**** Records ****

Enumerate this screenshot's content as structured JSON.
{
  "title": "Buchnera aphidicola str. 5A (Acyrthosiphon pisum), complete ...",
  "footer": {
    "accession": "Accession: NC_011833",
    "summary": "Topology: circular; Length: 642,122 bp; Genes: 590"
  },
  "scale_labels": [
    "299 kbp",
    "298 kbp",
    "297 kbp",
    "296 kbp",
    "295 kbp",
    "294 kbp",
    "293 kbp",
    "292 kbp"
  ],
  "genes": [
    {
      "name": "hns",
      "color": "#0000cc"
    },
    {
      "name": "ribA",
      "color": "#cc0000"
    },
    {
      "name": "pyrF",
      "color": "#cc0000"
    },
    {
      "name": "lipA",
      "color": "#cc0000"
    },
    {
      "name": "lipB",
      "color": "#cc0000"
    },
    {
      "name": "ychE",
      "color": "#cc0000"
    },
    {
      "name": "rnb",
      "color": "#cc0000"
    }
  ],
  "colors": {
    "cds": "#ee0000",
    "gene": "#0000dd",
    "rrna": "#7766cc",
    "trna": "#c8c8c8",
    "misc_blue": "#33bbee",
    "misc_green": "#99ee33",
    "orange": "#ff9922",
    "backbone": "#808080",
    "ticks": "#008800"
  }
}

****
**** Records ****

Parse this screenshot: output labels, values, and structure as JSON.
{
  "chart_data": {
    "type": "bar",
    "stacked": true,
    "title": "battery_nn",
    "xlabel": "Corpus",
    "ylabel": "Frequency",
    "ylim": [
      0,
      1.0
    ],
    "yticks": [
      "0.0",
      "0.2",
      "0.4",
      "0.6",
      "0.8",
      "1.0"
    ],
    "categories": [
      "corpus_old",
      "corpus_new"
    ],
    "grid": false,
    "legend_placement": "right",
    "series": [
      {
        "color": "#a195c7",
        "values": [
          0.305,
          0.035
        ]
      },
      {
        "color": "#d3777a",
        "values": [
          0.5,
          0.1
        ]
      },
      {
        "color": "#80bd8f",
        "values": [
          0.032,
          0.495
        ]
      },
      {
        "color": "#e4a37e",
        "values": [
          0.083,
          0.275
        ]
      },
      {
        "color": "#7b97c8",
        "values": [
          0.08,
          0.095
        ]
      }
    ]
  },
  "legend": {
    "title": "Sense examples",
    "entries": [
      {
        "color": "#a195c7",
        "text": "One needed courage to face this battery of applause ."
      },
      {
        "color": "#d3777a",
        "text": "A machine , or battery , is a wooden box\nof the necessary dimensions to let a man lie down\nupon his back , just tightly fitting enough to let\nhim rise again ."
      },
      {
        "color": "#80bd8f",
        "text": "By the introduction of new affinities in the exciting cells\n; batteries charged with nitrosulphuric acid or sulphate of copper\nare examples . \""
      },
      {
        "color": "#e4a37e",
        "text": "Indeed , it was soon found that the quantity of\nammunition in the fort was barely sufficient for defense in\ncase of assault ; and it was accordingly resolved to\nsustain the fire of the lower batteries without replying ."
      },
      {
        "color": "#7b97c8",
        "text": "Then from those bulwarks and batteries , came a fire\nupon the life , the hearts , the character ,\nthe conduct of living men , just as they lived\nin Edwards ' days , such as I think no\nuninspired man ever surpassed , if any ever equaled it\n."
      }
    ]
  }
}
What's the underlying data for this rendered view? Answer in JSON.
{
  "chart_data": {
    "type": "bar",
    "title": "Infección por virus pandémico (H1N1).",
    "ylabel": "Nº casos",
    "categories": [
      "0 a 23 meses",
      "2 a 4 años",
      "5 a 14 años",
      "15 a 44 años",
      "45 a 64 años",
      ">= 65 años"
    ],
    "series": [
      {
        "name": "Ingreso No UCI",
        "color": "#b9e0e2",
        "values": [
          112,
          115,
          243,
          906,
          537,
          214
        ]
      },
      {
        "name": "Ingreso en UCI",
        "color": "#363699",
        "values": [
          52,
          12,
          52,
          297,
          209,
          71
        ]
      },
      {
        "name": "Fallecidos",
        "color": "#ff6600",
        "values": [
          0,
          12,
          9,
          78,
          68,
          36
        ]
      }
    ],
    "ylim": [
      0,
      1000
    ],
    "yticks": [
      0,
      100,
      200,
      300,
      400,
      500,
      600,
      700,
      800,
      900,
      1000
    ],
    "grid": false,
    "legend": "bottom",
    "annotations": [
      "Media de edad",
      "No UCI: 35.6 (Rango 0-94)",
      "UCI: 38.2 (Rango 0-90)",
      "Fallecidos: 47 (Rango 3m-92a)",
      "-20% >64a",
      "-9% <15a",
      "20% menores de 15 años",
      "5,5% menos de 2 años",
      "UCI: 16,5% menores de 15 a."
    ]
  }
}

****
**** Records ****

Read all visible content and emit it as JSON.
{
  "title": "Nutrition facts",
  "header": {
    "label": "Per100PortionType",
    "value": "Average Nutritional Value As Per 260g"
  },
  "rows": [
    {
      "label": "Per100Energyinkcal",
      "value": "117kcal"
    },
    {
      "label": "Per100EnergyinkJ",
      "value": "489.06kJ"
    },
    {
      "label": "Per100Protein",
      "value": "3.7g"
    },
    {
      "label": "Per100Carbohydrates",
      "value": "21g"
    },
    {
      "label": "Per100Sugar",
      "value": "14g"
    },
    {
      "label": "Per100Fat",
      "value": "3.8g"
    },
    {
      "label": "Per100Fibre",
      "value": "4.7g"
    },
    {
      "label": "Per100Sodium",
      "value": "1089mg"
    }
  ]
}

****

* [Assignment]
Which lines above include the word "this"? Show each one.

* [Result of the exercise]
Enumerate this screenshot's content as structured JSON.
Parse this screenshot: output labels, values, and structure as JSON.
        "text": "One needed courage to face this battery of applause ."
What's the underlying data for this rendered view? Answer in JSON.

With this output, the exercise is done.